**Rows:**
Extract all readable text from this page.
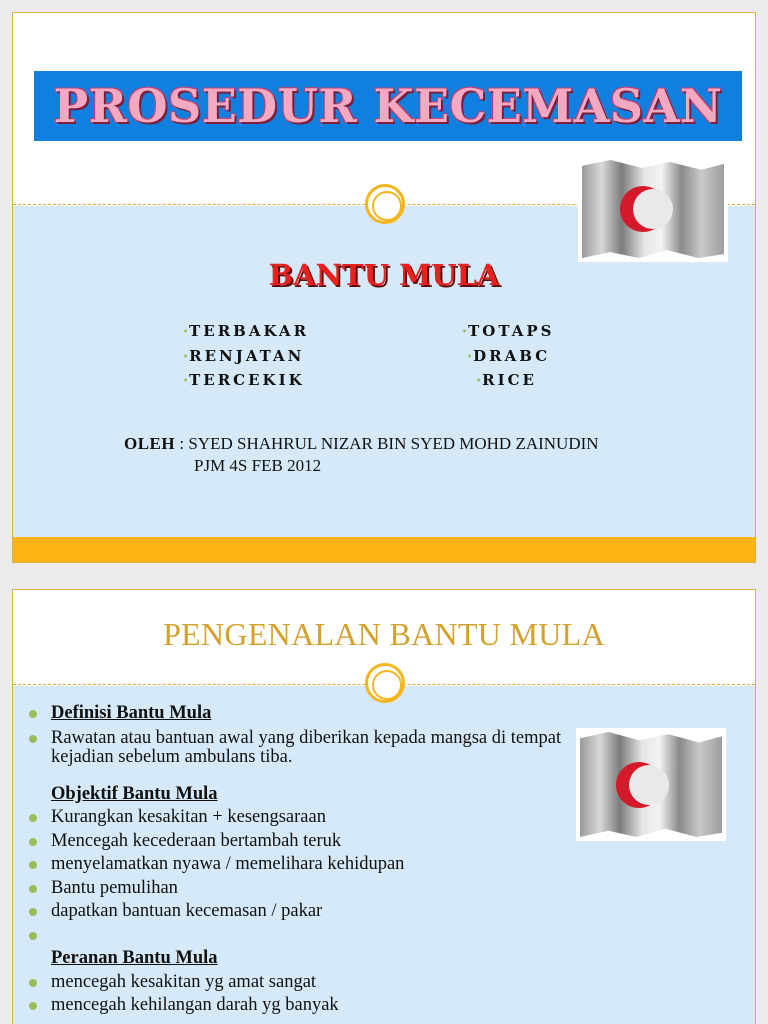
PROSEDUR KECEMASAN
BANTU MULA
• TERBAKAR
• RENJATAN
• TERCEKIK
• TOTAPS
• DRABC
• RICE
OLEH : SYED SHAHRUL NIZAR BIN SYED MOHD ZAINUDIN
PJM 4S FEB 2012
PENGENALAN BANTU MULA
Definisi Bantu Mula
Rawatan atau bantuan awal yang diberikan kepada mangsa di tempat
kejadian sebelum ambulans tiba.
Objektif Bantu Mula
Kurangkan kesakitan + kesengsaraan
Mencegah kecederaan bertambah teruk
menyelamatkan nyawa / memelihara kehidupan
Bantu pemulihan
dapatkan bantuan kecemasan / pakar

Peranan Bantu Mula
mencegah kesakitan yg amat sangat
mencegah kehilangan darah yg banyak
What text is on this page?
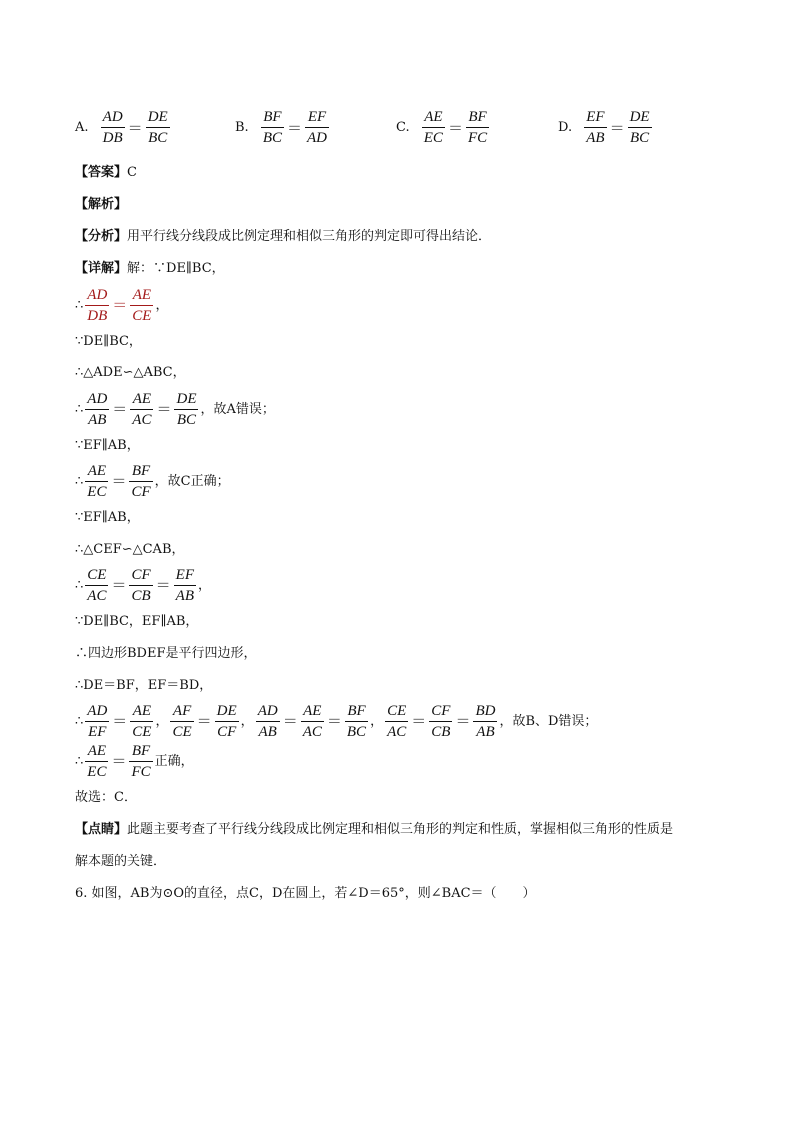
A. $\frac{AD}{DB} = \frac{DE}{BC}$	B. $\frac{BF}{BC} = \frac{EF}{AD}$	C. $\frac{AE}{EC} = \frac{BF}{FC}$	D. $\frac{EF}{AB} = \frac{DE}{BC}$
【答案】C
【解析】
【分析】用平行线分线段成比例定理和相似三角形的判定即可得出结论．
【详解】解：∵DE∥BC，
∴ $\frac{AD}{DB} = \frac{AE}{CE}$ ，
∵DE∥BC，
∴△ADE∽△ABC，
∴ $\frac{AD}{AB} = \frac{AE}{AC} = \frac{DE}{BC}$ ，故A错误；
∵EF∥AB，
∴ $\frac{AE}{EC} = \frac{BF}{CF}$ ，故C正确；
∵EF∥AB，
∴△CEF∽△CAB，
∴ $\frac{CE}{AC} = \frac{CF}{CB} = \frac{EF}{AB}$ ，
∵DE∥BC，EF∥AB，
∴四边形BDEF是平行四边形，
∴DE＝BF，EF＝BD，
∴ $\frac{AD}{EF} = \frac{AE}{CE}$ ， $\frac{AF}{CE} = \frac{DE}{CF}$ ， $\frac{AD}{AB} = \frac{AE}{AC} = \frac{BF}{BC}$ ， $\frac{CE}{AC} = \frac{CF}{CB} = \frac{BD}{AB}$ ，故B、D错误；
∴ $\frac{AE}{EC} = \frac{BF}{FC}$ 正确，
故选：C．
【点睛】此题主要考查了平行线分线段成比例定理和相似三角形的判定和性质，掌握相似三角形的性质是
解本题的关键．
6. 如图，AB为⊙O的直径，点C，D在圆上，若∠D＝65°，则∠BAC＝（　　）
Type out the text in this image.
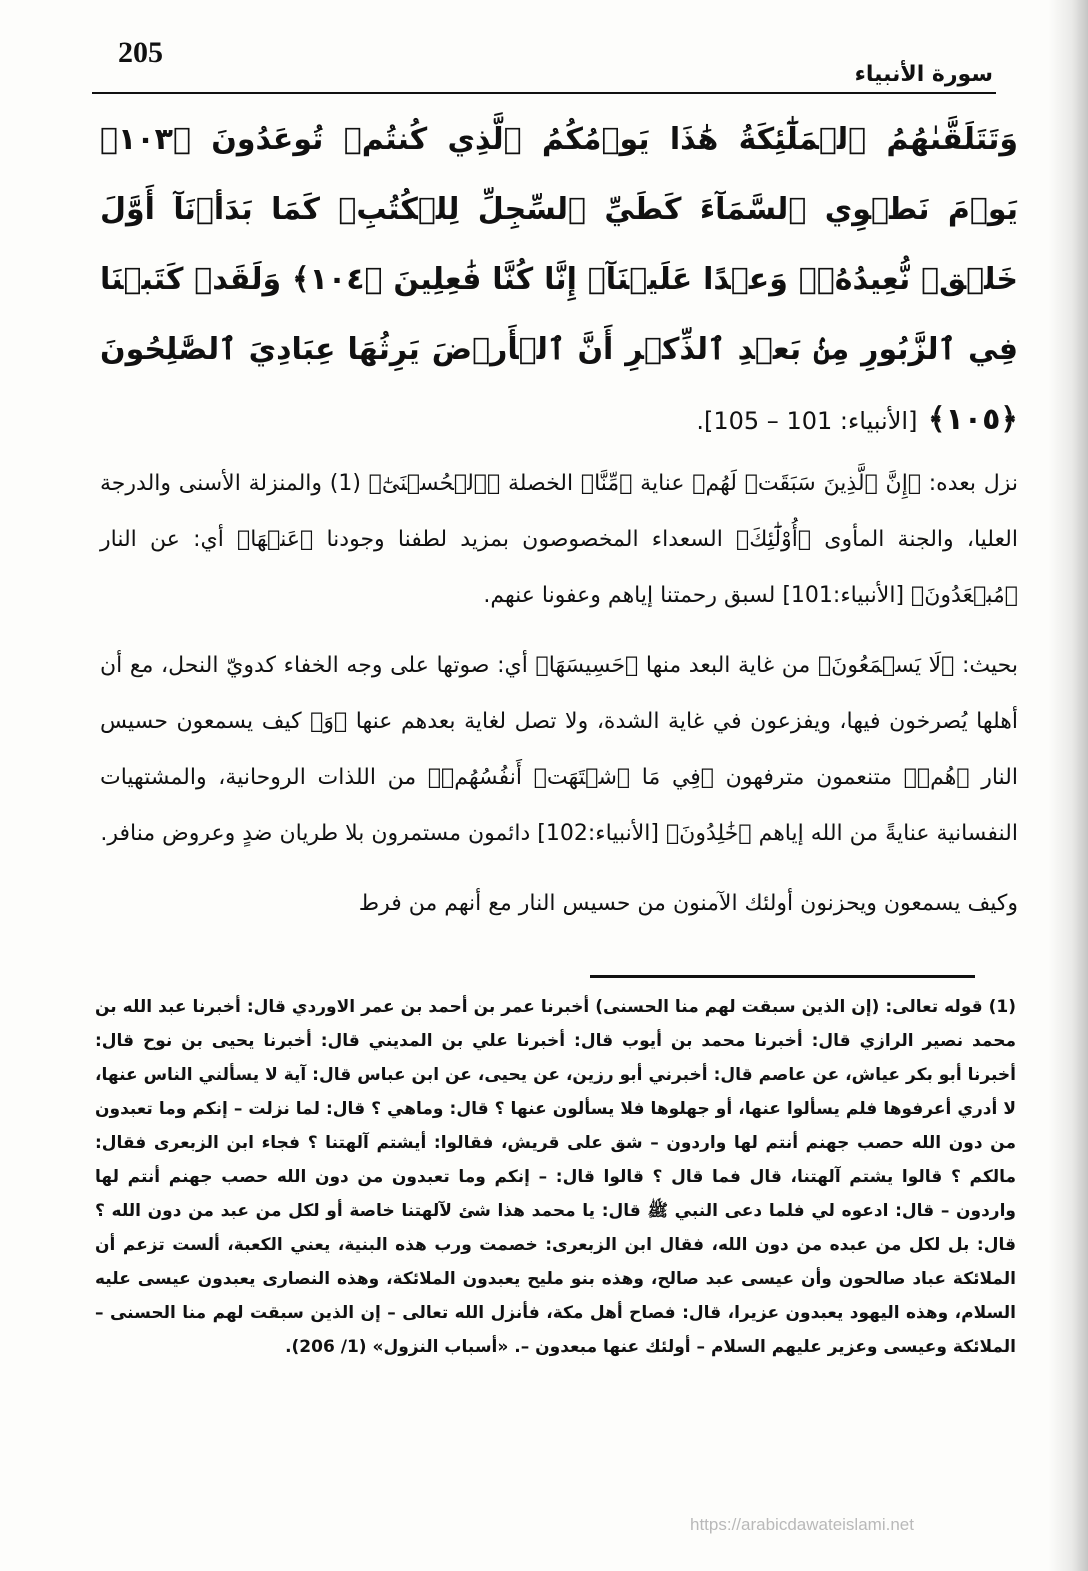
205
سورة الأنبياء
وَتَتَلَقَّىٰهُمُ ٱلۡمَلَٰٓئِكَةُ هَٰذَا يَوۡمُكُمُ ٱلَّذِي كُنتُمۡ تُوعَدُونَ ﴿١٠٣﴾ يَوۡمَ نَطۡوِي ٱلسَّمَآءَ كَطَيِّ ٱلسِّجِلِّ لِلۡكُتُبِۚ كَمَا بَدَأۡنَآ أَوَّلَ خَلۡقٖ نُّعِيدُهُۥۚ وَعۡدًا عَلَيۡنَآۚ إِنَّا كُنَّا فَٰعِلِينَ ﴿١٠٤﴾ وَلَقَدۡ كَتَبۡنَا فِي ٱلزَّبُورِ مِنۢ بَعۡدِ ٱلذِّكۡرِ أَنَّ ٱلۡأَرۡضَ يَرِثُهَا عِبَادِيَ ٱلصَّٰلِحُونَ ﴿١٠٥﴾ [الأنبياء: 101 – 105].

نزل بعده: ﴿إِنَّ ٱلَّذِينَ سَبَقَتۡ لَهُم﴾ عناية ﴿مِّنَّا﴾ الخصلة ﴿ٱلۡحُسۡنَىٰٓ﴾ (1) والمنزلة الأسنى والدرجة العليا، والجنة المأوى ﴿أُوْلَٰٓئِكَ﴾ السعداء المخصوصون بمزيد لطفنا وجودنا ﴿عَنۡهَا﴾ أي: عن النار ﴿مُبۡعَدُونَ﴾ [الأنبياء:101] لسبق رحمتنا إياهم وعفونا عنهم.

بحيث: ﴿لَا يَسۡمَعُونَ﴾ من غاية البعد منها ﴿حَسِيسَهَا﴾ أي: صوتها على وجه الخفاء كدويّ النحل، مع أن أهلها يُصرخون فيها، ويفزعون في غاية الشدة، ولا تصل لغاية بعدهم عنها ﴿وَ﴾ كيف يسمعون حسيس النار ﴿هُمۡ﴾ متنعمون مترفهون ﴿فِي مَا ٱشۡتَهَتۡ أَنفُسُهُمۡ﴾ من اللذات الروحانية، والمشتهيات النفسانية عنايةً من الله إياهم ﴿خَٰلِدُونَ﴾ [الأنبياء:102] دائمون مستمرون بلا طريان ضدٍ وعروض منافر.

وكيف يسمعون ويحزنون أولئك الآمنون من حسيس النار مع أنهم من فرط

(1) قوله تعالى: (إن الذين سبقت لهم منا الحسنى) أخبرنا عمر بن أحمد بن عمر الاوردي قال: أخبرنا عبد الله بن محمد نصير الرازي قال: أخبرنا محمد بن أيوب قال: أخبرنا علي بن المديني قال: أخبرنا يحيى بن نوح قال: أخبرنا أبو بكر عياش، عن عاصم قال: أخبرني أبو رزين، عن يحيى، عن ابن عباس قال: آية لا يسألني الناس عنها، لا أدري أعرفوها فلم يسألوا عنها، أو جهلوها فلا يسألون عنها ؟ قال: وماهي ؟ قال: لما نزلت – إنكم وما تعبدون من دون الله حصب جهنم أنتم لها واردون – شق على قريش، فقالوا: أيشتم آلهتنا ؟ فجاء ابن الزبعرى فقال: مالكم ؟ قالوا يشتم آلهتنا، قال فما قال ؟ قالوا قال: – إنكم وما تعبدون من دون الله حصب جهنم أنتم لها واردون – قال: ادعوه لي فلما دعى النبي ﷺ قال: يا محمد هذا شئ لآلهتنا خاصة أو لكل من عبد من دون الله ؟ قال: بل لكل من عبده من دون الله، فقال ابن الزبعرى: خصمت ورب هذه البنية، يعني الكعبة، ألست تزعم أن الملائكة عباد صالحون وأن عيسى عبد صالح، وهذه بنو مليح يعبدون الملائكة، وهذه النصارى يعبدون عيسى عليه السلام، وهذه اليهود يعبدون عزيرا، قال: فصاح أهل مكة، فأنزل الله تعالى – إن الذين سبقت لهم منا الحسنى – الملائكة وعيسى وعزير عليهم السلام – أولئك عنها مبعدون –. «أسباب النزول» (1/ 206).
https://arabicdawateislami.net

**Problem to solve:** Transcribe every entry above exactly. Omit all pictures.

**Task output:**
Extract all readable text from this page.
PROSEDUR KECEMASAN
BANTU MULA
• TERBAKAR
• RENJATAN
• TERCEKIK
• TOTAPS
• DRABC
• RICE
OLEH : SYED SHAHRUL NIZAR BIN SYED MOHD ZAINUDIN
PJM 4S FEB 2012
PENGENALAN BANTU MULA
Definisi Bantu Mula
Rawatan atau bantuan awal yang diberikan kepada mangsa di tempat
kejadian sebelum ambulans tiba.
Objektif Bantu Mula
Kurangkan kesakitan + kesengsaraan
Mencegah kecederaan bertambah teruk
menyelamatkan nyawa / memelihara kehidupan
Bantu pemulihan
dapatkan bantuan kecemasan / pakar

Peranan Bantu Mula
mencegah kesakitan yg amat sangat
mencegah kehilangan darah yg banyak
What text is on this page?
A. $\frac{AD}{DB} = \frac{DE}{BC}$	B. $\frac{BF}{BC} = \frac{EF}{AD}$	C. $\frac{AE}{EC} = \frac{BF}{FC}$	D. $\frac{EF}{AB} = \frac{DE}{BC}$
【答案】C
【解析】
【分析】用平行线分线段成比例定理和相似三角形的判定即可得出结论．
【详解】解：∵DE∥BC，
∴ $\frac{AD}{DB} = \frac{AE}{CE}$ ，
∵DE∥BC，
∴△ADE∽△ABC，
∴ $\frac{AD}{AB} = \frac{AE}{AC} = \frac{DE}{BC}$ ，故A错误；
∵EF∥AB，
∴ $\frac{AE}{EC} = \frac{BF}{CF}$ ，故C正确；
∵EF∥AB，
∴△CEF∽△CAB，
∴ $\frac{CE}{AC} = \frac{CF}{CB} = \frac{EF}{AB}$ ，
∵DE∥BC，EF∥AB，
∴四边形BDEF是平行四边形，
∴DE＝BF，EF＝BD，
∴ $\frac{AD}{EF} = \frac{AE}{CE}$ ， $\frac{AF}{CE} = \frac{DE}{CF}$ ， $\frac{AD}{AB} = \frac{AE}{AC} = \frac{BF}{BC}$ ， $\frac{CE}{AC} = \frac{CF}{CB} = \frac{BD}{AB}$ ，故B、D错误；
∴ $\frac{AE}{EC} = \frac{BF}{FC}$ 正确，
故选：C．
【点睛】此题主要考查了平行线分线段成比例定理和相似三角形的判定和性质，掌握相似三角形的性质是
解本题的关键．
6. 如图，AB为⊙O的直径，点C，D在圆上，若∠D＝65°，则∠BAC＝（　　）
Type out the text in this image.
205
سورة الأنبياء
وَتَتَلَقَّىٰهُمُ ٱلۡمَلَٰٓئِكَةُ هَٰذَا يَوۡمُكُمُ ٱلَّذِي كُنتُمۡ تُوعَدُونَ ﴿١٠٣﴾ يَوۡمَ نَطۡوِي ٱلسَّمَآءَ كَطَيِّ ٱلسِّجِلِّ لِلۡكُتُبِۚ كَمَا بَدَأۡنَآ أَوَّلَ خَلۡقٖ نُّعِيدُهُۥۚ وَعۡدًا عَلَيۡنَآۚ إِنَّا كُنَّا فَٰعِلِينَ ﴿١٠٤﴾ وَلَقَدۡ كَتَبۡنَا فِي ٱلزَّبُورِ مِنۢ بَعۡدِ ٱلذِّكۡرِ أَنَّ ٱلۡأَرۡضَ يَرِثُهَا عِبَادِيَ ٱلصَّٰلِحُونَ ﴿١٠٥﴾ [الأنبياء: 101 – 105].

نزل بعده: ﴿إِنَّ ٱلَّذِينَ سَبَقَتۡ لَهُم﴾ عناية ﴿مِّنَّا﴾ الخصلة ﴿ٱلۡحُسۡنَىٰٓ﴾ (1) والمنزلة الأسنى والدرجة العليا، والجنة المأوى ﴿أُوْلَٰٓئِكَ﴾ السعداء المخصوصون بمزيد لطفنا وجودنا ﴿عَنۡهَا﴾ أي: عن النار ﴿مُبۡعَدُونَ﴾ [الأنبياء:101] لسبق رحمتنا إياهم وعفونا عنهم.

بحيث: ﴿لَا يَسۡمَعُونَ﴾ من غاية البعد منها ﴿حَسِيسَهَا﴾ أي: صوتها على وجه الخفاء كدويّ النحل، مع أن أهلها يُصرخون فيها، ويفزعون في غاية الشدة، ولا تصل لغاية بعدهم عنها ﴿وَ﴾ كيف يسمعون حسيس النار ﴿هُمۡ﴾ متنعمون مترفهون ﴿فِي مَا ٱشۡتَهَتۡ أَنفُسُهُمۡ﴾ من اللذات الروحانية، والمشتهيات النفسانية عنايةً من الله إياهم ﴿خَٰلِدُونَ﴾ [الأنبياء:102] دائمون مستمرون بلا طريان ضدٍ وعروض منافر.

وكيف يسمعون ويحزنون أولئك الآمنون من حسيس النار مع أنهم من فرط

(1) قوله تعالى: (إن الذين سبقت لهم منا الحسنى) أخبرنا عمر بن أحمد بن عمر الاوردي قال: أخبرنا عبد الله بن محمد نصير الرازي قال: أخبرنا محمد بن أيوب قال: أخبرنا علي بن المديني قال: أخبرنا يحيى بن نوح قال: أخبرنا أبو بكر عياش، عن عاصم قال: أخبرني أبو رزين، عن يحيى، عن ابن عباس قال: آية لا يسألني الناس عنها، لا أدري أعرفوها فلم يسألوا عنها، أو جهلوها فلا يسألون عنها ؟ قال: وماهي ؟ قال: لما نزلت – إنكم وما تعبدون من دون الله حصب جهنم أنتم لها واردون – شق على قريش، فقالوا: أيشتم آلهتنا ؟ فجاء ابن الزبعرى فقال: مالكم ؟ قالوا يشتم آلهتنا، قال فما قال ؟ قالوا قال: – إنكم وما تعبدون من دون الله حصب جهنم أنتم لها واردون – قال: ادعوه لي فلما دعى النبي ﷺ قال: يا محمد هذا شئ لآلهتنا خاصة أو لكل من عبد من دون الله ؟ قال: بل لكل من عبده من دون الله، فقال ابن الزبعرى: خصمت ورب هذه البنية، يعني الكعبة، ألست تزعم أن الملائكة عباد صالحون وأن عيسى عبد صالح، وهذه بنو مليح يعبدون الملائكة، وهذه النصارى يعبدون عيسى عليه السلام، وهذه اليهود يعبدون عزيرا، قال: فصاح أهل مكة، فأنزل الله تعالى – إن الذين سبقت لهم منا الحسنى – الملائكة وعيسى وعزير عليهم السلام – أولئك عنها مبعدون –. «أسباب النزول» (1/ 206).
https://arabicdawateislami.net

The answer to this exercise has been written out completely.